_Stated exercise_
For the listing below, give the count of lines containing "járása", and no other text.

Stored data:
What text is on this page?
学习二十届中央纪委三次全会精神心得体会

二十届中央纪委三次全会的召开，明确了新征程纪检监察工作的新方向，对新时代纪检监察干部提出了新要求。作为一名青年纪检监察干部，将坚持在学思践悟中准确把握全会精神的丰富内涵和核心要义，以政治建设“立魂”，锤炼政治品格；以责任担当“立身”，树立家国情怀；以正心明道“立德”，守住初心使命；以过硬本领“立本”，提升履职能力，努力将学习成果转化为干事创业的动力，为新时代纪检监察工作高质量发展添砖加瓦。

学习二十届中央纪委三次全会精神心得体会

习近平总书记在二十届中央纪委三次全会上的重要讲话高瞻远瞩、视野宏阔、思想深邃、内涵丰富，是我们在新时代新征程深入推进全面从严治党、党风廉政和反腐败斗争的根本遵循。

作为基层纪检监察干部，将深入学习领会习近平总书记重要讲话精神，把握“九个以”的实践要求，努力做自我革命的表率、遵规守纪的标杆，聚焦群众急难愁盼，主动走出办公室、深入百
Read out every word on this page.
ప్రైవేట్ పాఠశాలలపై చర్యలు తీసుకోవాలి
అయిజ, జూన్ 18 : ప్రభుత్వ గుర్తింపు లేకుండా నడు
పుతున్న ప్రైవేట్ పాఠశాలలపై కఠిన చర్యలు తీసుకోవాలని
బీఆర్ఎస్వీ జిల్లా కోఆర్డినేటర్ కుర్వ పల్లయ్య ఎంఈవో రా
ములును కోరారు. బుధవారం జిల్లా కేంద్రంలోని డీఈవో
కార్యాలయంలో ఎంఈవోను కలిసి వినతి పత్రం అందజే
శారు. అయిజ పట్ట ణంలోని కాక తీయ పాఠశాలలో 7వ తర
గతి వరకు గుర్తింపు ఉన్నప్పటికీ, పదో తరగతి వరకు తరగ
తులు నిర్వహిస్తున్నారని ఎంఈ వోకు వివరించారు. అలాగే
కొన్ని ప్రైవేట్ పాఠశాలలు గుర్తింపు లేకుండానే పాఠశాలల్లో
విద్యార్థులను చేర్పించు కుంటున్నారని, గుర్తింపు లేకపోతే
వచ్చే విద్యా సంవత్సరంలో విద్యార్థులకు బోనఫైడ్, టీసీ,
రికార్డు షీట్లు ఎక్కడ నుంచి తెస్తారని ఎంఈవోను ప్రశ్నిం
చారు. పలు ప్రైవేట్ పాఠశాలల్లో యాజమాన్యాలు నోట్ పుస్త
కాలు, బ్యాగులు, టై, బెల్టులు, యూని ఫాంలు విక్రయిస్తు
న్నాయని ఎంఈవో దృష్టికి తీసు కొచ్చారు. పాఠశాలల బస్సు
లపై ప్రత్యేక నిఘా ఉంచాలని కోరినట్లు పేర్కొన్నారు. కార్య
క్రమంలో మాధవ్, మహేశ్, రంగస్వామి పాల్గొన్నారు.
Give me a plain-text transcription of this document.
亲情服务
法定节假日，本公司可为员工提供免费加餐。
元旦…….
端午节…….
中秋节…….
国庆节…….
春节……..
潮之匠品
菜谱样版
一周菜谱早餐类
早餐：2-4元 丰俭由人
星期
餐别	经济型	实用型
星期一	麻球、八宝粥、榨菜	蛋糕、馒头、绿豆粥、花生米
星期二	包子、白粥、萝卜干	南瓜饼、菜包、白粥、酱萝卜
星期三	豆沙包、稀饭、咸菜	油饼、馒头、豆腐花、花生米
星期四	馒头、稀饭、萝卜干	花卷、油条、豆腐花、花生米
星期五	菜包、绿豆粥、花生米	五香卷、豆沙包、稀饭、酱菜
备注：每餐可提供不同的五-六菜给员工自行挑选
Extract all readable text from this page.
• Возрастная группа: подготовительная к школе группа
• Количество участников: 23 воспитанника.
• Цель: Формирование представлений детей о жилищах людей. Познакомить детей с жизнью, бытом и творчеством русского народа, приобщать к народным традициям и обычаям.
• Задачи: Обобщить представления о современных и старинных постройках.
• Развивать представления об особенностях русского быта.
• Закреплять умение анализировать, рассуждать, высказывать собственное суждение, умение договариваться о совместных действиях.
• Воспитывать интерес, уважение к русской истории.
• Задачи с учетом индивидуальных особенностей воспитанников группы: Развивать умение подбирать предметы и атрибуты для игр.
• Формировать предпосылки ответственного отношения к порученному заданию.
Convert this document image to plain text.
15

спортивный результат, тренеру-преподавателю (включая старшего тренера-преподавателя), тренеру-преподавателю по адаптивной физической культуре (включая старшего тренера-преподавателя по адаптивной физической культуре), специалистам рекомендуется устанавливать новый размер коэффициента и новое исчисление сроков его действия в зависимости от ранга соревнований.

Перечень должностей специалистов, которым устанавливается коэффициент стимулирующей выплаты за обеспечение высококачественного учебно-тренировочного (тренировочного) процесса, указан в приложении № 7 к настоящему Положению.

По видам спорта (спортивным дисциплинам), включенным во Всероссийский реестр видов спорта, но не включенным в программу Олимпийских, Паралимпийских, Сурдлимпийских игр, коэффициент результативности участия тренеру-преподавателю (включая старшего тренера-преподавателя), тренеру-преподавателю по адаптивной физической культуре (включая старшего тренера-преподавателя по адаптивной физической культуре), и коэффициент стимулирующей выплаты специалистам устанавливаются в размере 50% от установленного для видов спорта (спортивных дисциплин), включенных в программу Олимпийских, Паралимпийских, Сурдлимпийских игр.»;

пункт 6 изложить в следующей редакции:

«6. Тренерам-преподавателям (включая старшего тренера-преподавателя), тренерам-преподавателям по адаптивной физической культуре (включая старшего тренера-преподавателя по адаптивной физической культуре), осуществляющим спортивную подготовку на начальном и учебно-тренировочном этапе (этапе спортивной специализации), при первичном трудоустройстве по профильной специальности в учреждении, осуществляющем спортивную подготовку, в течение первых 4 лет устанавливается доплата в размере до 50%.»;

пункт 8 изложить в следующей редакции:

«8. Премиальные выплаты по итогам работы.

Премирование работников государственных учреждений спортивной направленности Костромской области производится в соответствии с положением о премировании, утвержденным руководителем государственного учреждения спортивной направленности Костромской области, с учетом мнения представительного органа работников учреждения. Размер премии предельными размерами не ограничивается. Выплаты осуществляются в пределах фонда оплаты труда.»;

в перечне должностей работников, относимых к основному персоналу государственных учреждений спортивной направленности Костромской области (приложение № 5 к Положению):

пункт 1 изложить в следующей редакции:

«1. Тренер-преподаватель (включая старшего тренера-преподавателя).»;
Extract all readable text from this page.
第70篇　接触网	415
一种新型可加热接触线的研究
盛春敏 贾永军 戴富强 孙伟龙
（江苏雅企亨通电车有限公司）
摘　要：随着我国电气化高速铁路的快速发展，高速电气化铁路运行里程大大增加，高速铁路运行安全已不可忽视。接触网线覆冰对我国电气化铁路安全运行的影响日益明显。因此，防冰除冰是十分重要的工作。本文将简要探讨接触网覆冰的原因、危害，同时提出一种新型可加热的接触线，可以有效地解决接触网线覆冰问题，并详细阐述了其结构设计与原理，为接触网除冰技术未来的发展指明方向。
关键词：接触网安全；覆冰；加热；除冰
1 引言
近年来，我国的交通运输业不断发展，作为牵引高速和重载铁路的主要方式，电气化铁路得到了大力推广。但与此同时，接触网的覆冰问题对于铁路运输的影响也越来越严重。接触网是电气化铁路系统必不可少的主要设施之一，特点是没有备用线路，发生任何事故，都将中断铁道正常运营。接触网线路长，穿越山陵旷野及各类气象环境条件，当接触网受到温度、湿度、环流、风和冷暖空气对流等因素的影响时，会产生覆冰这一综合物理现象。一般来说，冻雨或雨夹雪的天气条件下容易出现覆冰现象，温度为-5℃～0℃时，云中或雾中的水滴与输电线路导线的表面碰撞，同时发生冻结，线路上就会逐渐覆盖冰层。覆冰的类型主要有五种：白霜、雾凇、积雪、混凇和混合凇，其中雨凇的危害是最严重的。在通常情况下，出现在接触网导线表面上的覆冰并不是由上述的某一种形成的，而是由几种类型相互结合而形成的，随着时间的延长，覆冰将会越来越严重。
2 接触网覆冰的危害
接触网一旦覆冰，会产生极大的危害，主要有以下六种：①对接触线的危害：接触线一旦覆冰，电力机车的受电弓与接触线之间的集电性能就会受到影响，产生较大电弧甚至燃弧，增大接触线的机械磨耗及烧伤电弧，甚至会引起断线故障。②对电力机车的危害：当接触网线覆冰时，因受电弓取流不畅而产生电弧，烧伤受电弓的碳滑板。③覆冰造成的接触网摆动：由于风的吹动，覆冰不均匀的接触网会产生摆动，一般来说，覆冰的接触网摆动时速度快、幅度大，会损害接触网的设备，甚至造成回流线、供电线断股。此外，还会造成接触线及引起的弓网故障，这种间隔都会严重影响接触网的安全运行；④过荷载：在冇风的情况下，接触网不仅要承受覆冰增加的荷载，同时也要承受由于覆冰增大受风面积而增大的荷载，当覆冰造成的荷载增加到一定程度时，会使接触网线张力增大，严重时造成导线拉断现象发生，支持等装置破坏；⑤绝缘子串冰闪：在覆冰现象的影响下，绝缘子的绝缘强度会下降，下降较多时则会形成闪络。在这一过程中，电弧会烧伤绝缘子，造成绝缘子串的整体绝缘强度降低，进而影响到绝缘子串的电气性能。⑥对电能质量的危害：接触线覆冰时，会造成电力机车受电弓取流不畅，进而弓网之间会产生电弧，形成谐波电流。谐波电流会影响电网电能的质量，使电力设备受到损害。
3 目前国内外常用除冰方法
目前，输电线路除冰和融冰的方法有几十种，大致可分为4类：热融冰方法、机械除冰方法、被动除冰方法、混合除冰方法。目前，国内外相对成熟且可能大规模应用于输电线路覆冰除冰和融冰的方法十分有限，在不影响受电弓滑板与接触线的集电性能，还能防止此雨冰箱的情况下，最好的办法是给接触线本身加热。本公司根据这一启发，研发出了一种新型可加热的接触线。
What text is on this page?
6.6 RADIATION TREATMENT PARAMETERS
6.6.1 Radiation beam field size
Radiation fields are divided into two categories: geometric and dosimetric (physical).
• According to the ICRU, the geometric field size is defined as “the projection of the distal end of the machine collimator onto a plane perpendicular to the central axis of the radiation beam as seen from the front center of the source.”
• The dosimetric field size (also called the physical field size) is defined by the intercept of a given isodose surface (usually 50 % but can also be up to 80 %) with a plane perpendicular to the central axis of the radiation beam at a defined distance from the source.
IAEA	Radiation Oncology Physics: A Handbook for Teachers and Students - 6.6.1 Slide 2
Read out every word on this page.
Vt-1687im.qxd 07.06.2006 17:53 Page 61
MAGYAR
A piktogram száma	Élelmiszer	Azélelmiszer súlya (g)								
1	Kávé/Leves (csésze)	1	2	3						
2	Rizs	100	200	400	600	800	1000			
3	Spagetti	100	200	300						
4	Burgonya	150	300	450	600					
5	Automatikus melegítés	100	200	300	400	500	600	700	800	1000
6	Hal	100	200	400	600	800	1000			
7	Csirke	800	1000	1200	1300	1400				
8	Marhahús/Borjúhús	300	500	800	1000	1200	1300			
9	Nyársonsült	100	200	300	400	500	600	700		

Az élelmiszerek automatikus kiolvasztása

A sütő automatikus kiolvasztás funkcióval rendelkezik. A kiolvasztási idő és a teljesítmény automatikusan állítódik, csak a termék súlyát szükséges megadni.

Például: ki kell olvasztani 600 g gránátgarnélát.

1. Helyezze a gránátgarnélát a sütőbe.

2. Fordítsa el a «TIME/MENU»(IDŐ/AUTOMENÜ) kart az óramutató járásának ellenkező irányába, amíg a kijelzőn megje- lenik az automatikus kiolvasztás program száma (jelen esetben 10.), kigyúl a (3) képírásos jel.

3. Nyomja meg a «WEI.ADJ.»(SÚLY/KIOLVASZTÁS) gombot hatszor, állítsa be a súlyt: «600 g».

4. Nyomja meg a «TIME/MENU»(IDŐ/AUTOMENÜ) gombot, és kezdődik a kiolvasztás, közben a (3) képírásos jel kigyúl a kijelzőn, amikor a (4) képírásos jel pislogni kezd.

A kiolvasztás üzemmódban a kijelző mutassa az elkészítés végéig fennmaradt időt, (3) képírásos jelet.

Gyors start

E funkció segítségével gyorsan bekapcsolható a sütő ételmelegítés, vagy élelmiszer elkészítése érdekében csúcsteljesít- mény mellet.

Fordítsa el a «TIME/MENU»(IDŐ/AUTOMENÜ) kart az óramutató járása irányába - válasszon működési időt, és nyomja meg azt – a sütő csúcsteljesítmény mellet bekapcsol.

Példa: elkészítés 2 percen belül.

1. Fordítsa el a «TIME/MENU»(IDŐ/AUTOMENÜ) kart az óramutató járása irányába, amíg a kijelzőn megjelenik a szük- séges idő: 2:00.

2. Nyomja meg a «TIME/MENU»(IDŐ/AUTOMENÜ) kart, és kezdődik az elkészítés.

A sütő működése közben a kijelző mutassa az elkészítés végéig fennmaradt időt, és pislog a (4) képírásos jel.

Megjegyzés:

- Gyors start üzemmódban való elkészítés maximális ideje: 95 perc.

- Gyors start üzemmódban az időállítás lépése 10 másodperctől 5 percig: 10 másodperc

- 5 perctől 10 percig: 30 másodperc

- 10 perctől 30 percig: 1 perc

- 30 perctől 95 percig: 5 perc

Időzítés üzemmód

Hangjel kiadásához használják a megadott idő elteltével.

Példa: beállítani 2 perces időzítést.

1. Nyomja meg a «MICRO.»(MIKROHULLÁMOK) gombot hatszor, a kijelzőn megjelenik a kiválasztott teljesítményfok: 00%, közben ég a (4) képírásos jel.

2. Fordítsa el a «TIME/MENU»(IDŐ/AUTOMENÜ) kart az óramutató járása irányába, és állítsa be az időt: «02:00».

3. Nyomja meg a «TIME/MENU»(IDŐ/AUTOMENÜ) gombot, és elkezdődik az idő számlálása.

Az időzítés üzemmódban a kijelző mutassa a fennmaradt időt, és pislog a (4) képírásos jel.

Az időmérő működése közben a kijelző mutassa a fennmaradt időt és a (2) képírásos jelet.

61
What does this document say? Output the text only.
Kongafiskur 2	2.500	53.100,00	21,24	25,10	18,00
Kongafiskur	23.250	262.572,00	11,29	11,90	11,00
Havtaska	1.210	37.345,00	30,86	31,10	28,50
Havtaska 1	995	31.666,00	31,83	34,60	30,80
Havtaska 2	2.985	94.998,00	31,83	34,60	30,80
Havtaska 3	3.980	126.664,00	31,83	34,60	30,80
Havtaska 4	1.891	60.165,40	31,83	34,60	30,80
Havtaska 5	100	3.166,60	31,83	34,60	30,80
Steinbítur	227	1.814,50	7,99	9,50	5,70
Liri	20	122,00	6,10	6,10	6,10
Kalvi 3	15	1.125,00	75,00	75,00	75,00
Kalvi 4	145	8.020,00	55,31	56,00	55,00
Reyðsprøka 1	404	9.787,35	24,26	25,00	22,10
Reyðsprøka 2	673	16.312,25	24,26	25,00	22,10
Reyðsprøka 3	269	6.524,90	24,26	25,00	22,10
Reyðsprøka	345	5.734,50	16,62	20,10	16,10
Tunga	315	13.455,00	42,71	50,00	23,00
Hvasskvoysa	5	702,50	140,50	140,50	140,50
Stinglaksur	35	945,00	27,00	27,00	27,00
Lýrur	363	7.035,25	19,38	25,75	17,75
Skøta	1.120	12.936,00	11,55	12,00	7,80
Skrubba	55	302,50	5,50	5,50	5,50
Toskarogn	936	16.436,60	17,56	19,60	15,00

_Result_
3